## Short task
Copy out the material below in full, but not its images.

— START Dataset records —

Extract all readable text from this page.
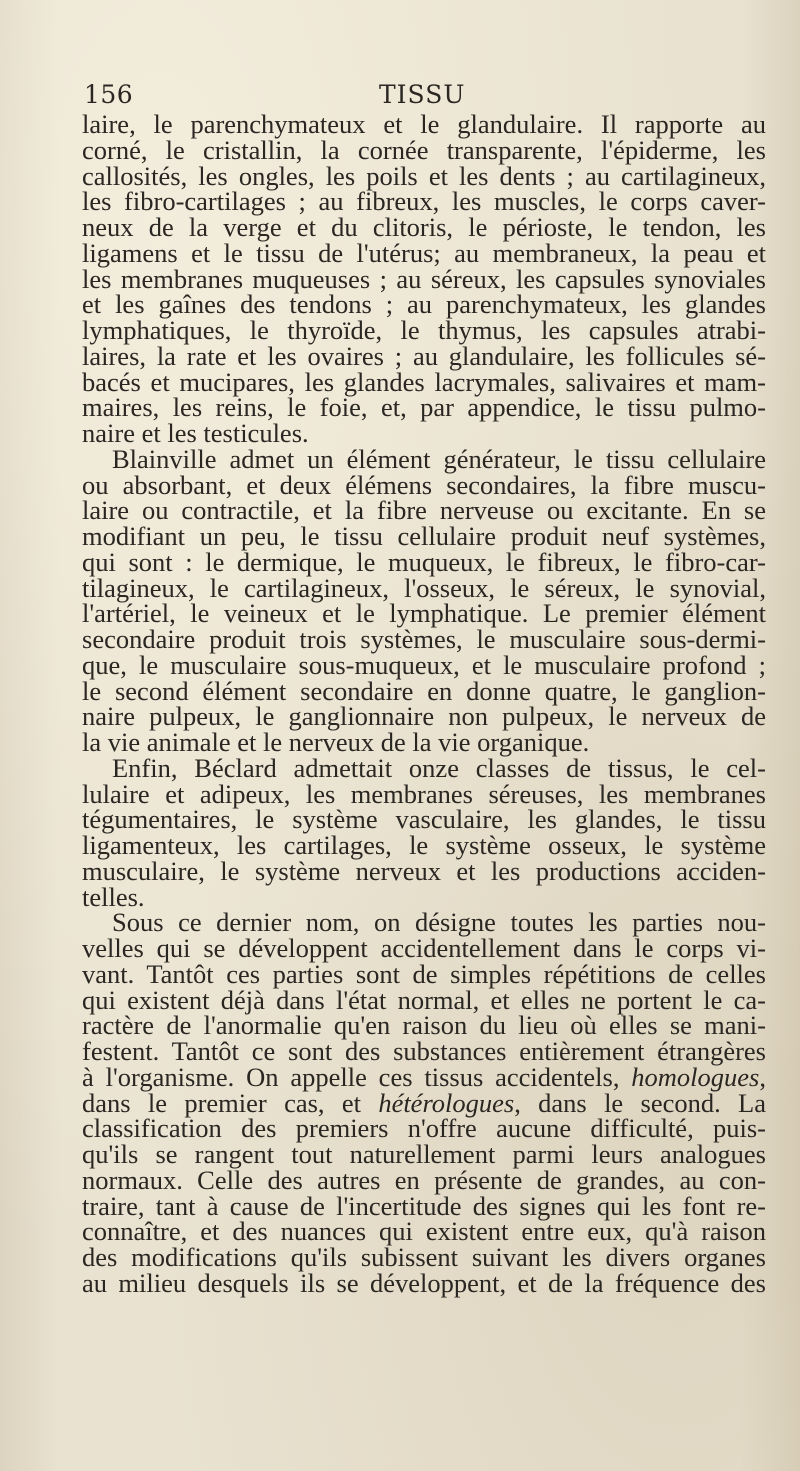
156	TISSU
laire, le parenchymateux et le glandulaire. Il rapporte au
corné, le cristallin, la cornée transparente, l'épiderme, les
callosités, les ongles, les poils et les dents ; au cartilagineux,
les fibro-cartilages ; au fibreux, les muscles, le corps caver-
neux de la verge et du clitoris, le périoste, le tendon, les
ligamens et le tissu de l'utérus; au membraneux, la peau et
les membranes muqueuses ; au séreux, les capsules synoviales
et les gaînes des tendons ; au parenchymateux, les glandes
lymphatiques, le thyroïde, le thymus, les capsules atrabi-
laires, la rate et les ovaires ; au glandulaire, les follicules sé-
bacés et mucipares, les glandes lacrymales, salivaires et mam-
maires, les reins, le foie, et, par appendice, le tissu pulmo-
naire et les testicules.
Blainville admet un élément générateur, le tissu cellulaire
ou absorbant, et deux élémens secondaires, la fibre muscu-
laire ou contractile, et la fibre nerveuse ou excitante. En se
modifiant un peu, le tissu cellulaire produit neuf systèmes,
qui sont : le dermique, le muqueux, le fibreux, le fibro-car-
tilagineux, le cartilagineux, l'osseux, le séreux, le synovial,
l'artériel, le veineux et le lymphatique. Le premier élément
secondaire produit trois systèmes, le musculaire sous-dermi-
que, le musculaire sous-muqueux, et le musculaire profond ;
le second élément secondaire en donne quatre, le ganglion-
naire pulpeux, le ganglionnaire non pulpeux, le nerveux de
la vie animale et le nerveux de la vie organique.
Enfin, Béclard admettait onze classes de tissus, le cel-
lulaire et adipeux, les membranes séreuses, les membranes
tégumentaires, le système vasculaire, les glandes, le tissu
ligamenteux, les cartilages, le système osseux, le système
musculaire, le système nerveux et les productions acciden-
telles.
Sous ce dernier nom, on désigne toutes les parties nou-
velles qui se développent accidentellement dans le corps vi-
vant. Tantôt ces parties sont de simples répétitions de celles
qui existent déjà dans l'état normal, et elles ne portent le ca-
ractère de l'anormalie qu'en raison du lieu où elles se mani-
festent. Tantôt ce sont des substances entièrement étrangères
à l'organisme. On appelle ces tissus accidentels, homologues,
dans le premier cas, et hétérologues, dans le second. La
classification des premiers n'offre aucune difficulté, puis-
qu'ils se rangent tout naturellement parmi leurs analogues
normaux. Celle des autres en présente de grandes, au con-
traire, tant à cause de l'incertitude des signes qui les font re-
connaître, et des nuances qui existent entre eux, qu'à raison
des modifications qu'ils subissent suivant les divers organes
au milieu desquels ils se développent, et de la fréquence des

— END Dataset records —

## The response
Extract all readable text from this page.
156	TISSU
laire, le parenchymateux et le glandulaire. Il rapporte au
corné, le cristallin, la cornée transparente, l'épiderme, les
callosités, les ongles, les poils et les dents ; au cartilagineux,
les fibro-cartilages ; au fibreux, les muscles, le corps caver-
neux de la verge et du clitoris, le périoste, le tendon, les
ligamens et le tissu de l'utérus; au membraneux, la peau et
les membranes muqueuses ; au séreux, les capsules synoviales
et les gaînes des tendons ; au parenchymateux, les glandes
lymphatiques, le thyroïde, le thymus, les capsules atrabi-
laires, la rate et les ovaires ; au glandulaire, les follicules sé-
bacés et mucipares, les glandes lacrymales, salivaires et mam-
maires, les reins, le foie, et, par appendice, le tissu pulmo-
naire et les testicules.
Blainville admet un élément générateur, le tissu cellulaire
ou absorbant, et deux élémens secondaires, la fibre muscu-
laire ou contractile, et la fibre nerveuse ou excitante. En se
modifiant un peu, le tissu cellulaire produit neuf systèmes,
qui sont : le dermique, le muqueux, le fibreux, le fibro-car-
tilagineux, le cartilagineux, l'osseux, le séreux, le synovial,
l'artériel, le veineux et le lymphatique. Le premier élément
secondaire produit trois systèmes, le musculaire sous-dermi-
que, le musculaire sous-muqueux, et le musculaire profond ;
le second élément secondaire en donne quatre, le ganglion-
naire pulpeux, le ganglionnaire non pulpeux, le nerveux de
la vie animale et le nerveux de la vie organique.
Enfin, Béclard admettait onze classes de tissus, le cel-
lulaire et adipeux, les membranes séreuses, les membranes
tégumentaires, le système vasculaire, les glandes, le tissu
ligamenteux, les cartilages, le système osseux, le système
musculaire, le système nerveux et les productions acciden-
telles.
Sous ce dernier nom, on désigne toutes les parties nou-
velles qui se développent accidentellement dans le corps vi-
vant. Tantôt ces parties sont de simples répétitions de celles
qui existent déjà dans l'état normal, et elles ne portent le ca-
ractère de l'anormalie qu'en raison du lieu où elles se mani-
festent. Tantôt ce sont des substances entièrement étrangères
à l'organisme. On appelle ces tissus accidentels, homologues,
dans le premier cas, et hétérologues, dans le second. La
classification des premiers n'offre aucune difficulté, puis-
qu'ils se rangent tout naturellement parmi leurs analogues
normaux. Celle des autres en présente de grandes, au con-
traire, tant à cause de l'incertitude des signes qui les font re-
connaître, et des nuances qui existent entre eux, qu'à raison
des modifications qu'ils subissent suivant les divers organes
au milieu desquels ils se développent, et de la fréquence des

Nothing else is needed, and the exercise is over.